■ **The exercise**:
In the data below, identify every line that contains the string "chart", matching case exactly, and copy each of those lines in full.

[Layout annotation data]
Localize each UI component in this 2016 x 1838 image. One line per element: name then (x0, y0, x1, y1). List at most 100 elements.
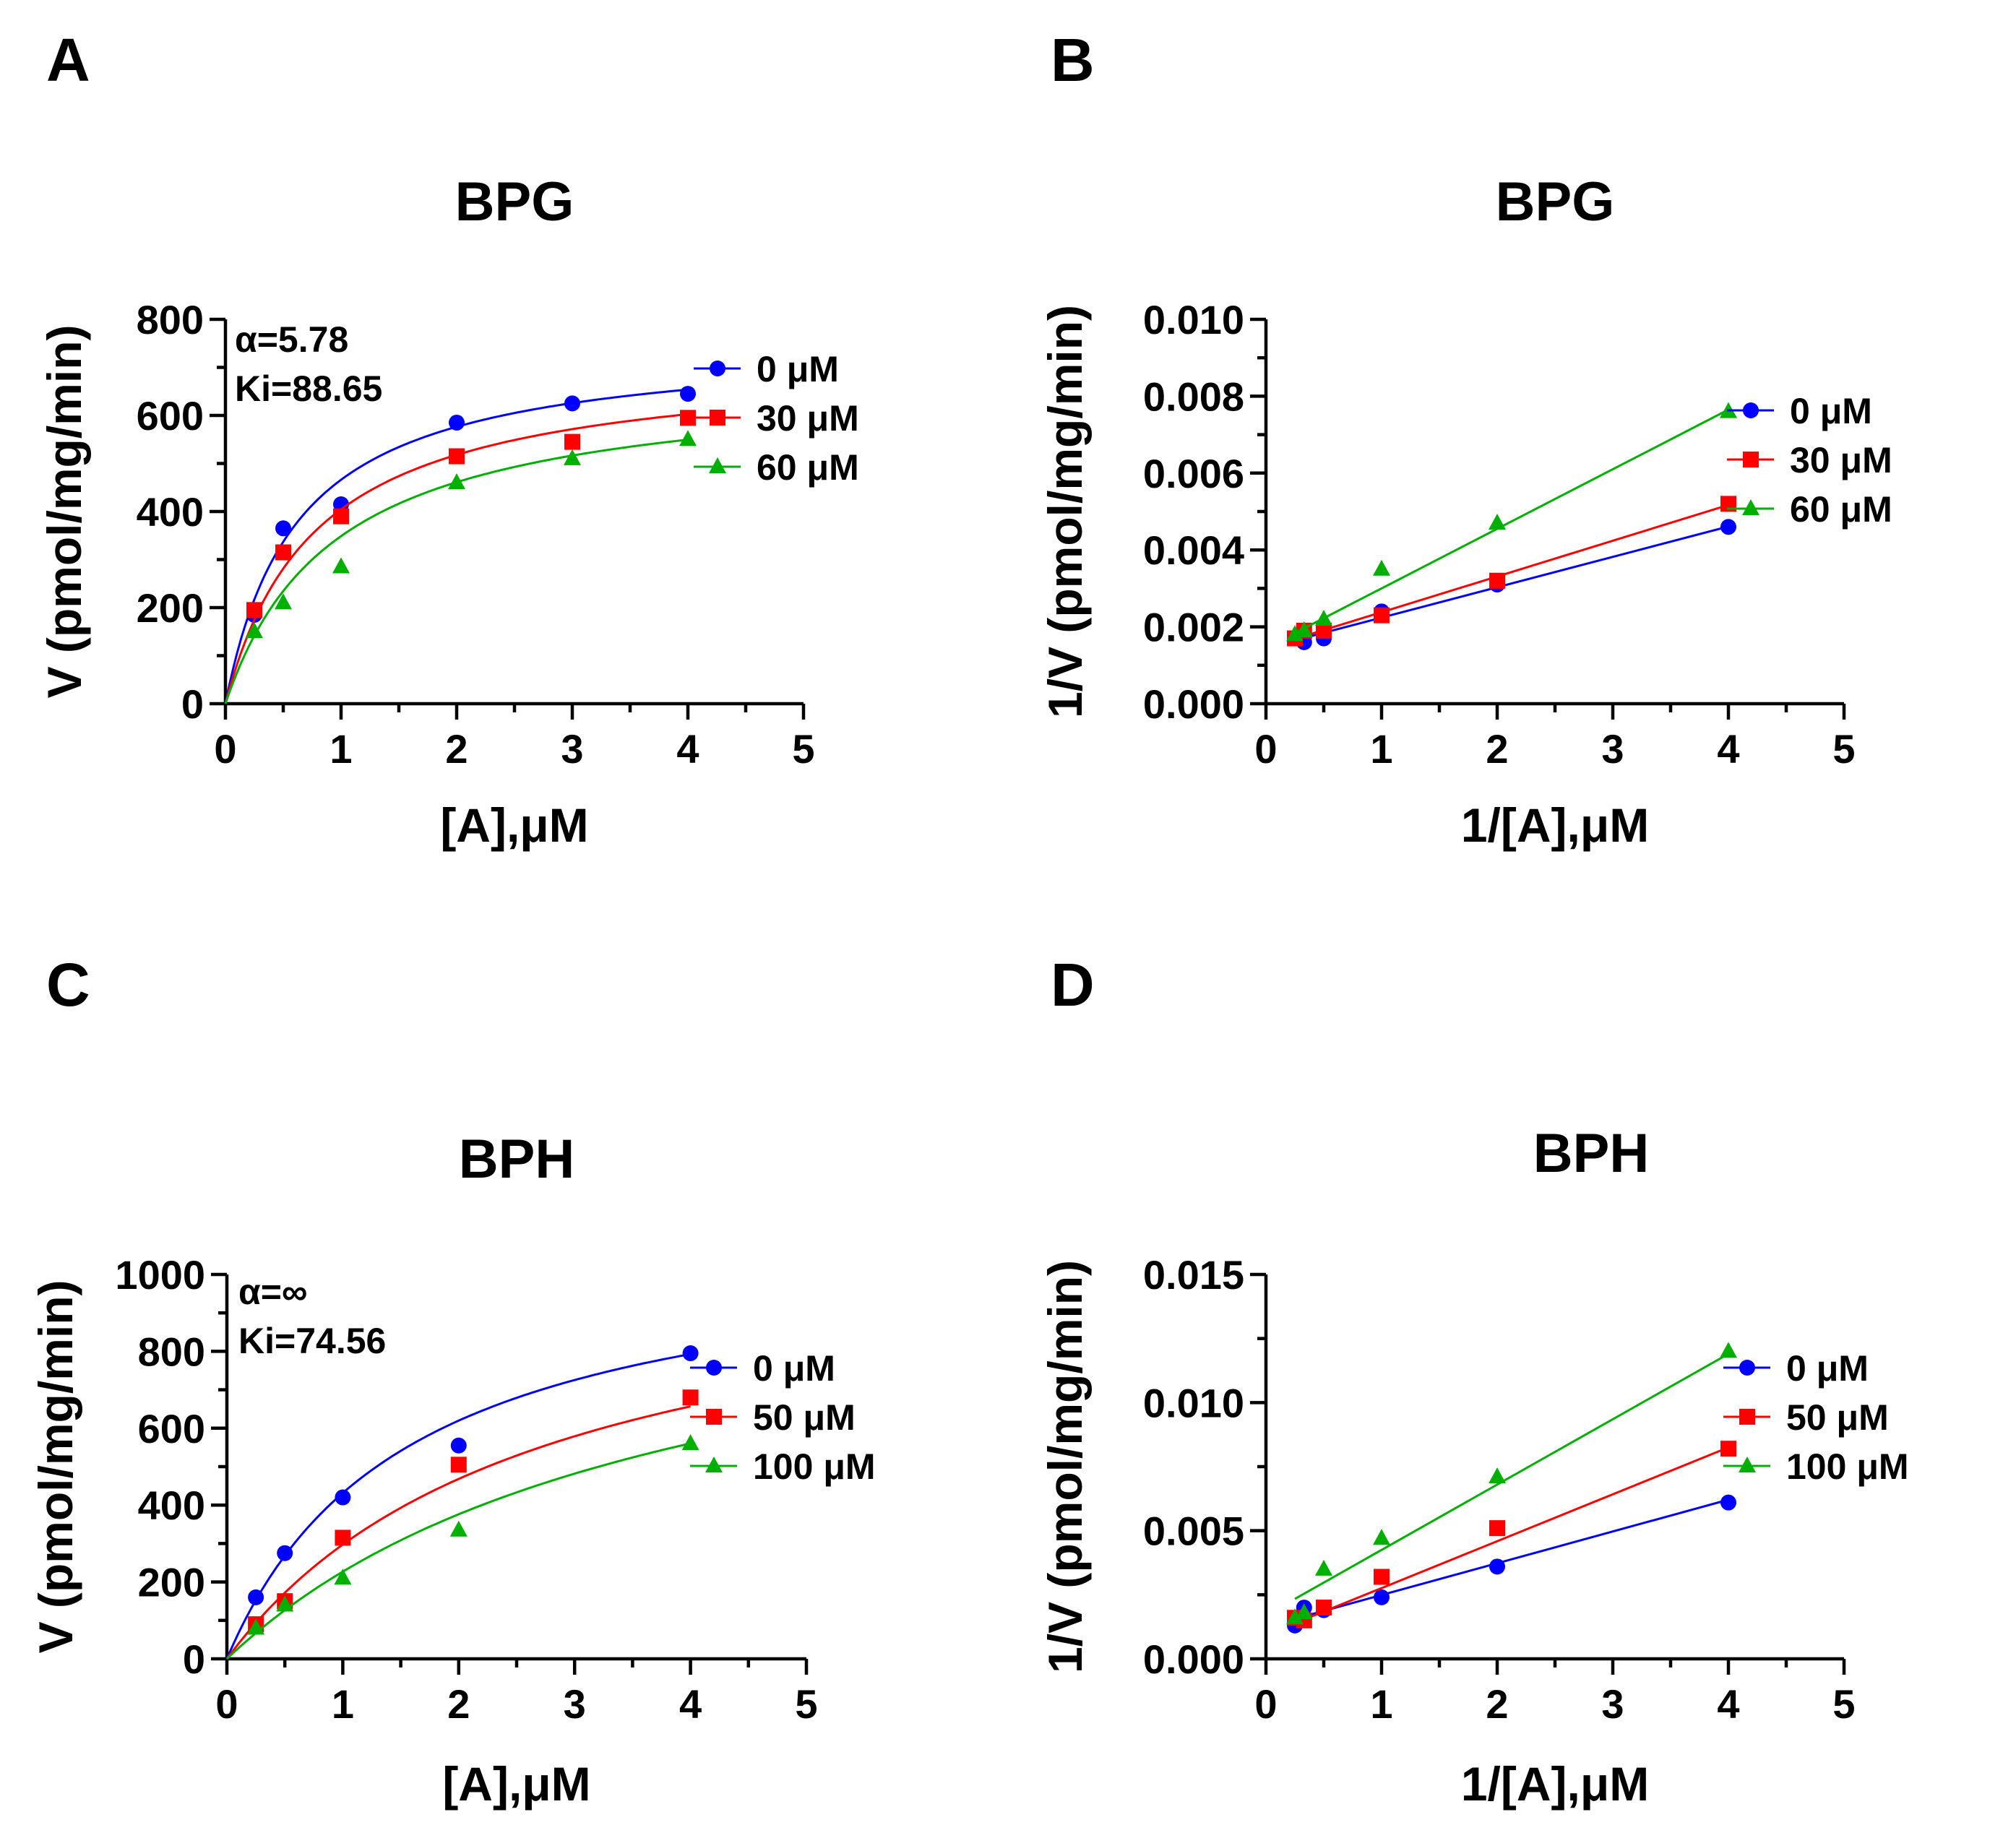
x-tick-label: 3 (564, 1681, 586, 1727)
y-tick-label: 400 (138, 1483, 205, 1528)
y-tick-label: 0 (183, 1636, 205, 1682)
data-point (1295, 621, 1313, 637)
y-tick-label: 0.010 (1143, 1380, 1244, 1425)
data-point (1489, 513, 1506, 530)
data-point (679, 430, 697, 446)
x-tick-label: 0 (1254, 1681, 1277, 1727)
y-tick-label: 600 (138, 1406, 205, 1451)
data-point (1316, 1600, 1332, 1616)
y-tick-label: 0.006 (1143, 451, 1244, 496)
data-point (1489, 1467, 1506, 1484)
x-tick-label: 3 (1601, 1681, 1624, 1727)
data-point (276, 1595, 294, 1612)
x-tick-label: 0 (1254, 726, 1277, 772)
fit-line (1294, 504, 1729, 640)
data-point (1489, 572, 1505, 589)
data-point (1720, 1441, 1736, 1457)
x-tick-label: 1 (1370, 726, 1392, 772)
x-axis-label: 1/[A],μM (1461, 798, 1649, 852)
fit-line (225, 1442, 691, 1660)
x-tick-label: 4 (679, 1681, 702, 1727)
x-tick-label: 5 (1832, 726, 1855, 772)
data-point (275, 593, 292, 610)
panel-label: A (46, 26, 90, 94)
fit-line (1294, 1446, 1729, 1625)
x-tick-label: 2 (447, 1681, 470, 1727)
panel-D: D BPH 0 1 2 3 4 5 0.000 0.005 0.010 0.015 1/[A],μM 1/… (1038, 951, 1909, 1811)
legend-marker (1743, 452, 1759, 467)
series-100-μM (225, 1434, 699, 1660)
data-point (1286, 1608, 1304, 1625)
chart-title: BPH (1533, 1123, 1649, 1184)
panel-C: C BPH 0 1 2 3 4 5 0 200 400 600 800 1000 [A],μM V (pmol… (29, 951, 876, 1811)
legend-label: 30 μM (1790, 440, 1892, 480)
data-point (1374, 1589, 1390, 1605)
panel-label: C (46, 951, 90, 1019)
legend-marker (1739, 1457, 1756, 1472)
y-tick-label: 0.000 (1143, 681, 1244, 727)
y-tick-label: 0.008 (1143, 374, 1244, 419)
x-axis-label: 1/[A],μM (1461, 1757, 1649, 1811)
data-point (1295, 1603, 1313, 1620)
data-point (247, 1618, 265, 1635)
legend-label: 0 μM (757, 349, 839, 389)
legend-label: 50 μM (1786, 1397, 1889, 1438)
legend: 0 μM 50 μM 100 μM (690, 1348, 876, 1487)
data-point (564, 449, 581, 465)
data-point (275, 544, 291, 561)
panel-label: D (1051, 951, 1095, 1019)
data-point (1374, 1569, 1390, 1585)
legend-marker (1743, 402, 1759, 418)
annotation: Ki=74.56 (238, 1321, 386, 1361)
data-point (564, 433, 580, 450)
y-tick-label: 200 (138, 1560, 205, 1605)
panel-B: B BPG 0 1 2 3 4 5 0.000 0.002 0.004 0.006 0.008 0.010… (1038, 26, 1892, 852)
x-tick-label: 5 (792, 726, 814, 772)
x-axis-label: [A],μM (442, 1757, 590, 1811)
x-tick-label: 5 (795, 1681, 817, 1727)
data-point (334, 1569, 352, 1585)
legend-label: 100 μM (1786, 1446, 1909, 1487)
data-point (335, 1529, 351, 1546)
data-point (1316, 622, 1332, 639)
data-point (1315, 1559, 1332, 1576)
series-30-μM (224, 410, 696, 704)
x-tick-label: 5 (1832, 1681, 1855, 1727)
legend-marker (1739, 1360, 1755, 1376)
data-point (1720, 1342, 1737, 1358)
fit-line (225, 1352, 691, 1660)
legend-label: 0 μM (1790, 391, 1872, 431)
y-tick-label: 400 (137, 489, 204, 535)
legend-marker (705, 1457, 723, 1472)
series-0-μM (225, 1345, 699, 1660)
fit-line (1294, 1498, 1729, 1621)
data-point (450, 1437, 467, 1454)
data-point (1489, 1520, 1505, 1537)
chart-title: BPG (1496, 171, 1615, 233)
data-point (449, 1520, 468, 1537)
y-axis-label: 1/V (pmol/mg/min) (1038, 305, 1092, 718)
data-point (248, 1589, 264, 1605)
data-point (448, 473, 465, 490)
data-point (246, 602, 262, 618)
x-tick-label: 4 (676, 726, 699, 772)
chart-title: BPH (459, 1129, 574, 1190)
fit-line (1294, 408, 1729, 634)
y-tick-label: 800 (138, 1329, 205, 1374)
legend-label: 60 μM (757, 447, 859, 488)
legend: 0 μM 30 μM 60 μM (694, 349, 859, 488)
x-tick-label: 0 (214, 726, 236, 772)
series-60-μM (224, 430, 697, 704)
legend: 0 μM 30 μM 60 μM (1727, 391, 1892, 530)
y-tick-label: 0.005 (1143, 1509, 1244, 1554)
y-tick-label: 0.002 (1143, 605, 1244, 650)
data-point (680, 410, 696, 426)
data-point (332, 557, 350, 574)
x-tick-label: 2 (445, 726, 468, 772)
x-tick-label: 1 (1370, 1681, 1392, 1727)
y-tick-label: 1000 (115, 1252, 205, 1298)
annotation: Ki=88.65 (235, 368, 382, 409)
legend-marker (709, 457, 726, 473)
y-axis-label: V (pmol/mg/min) (38, 325, 91, 699)
legend-marker (710, 410, 725, 426)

■ **Output below**:
chart-title: BPH (1533, 1123, 1649, 1184)
chart-title: BPG (1496, 171, 1615, 233)
chart-title: BPH (459, 1129, 574, 1190)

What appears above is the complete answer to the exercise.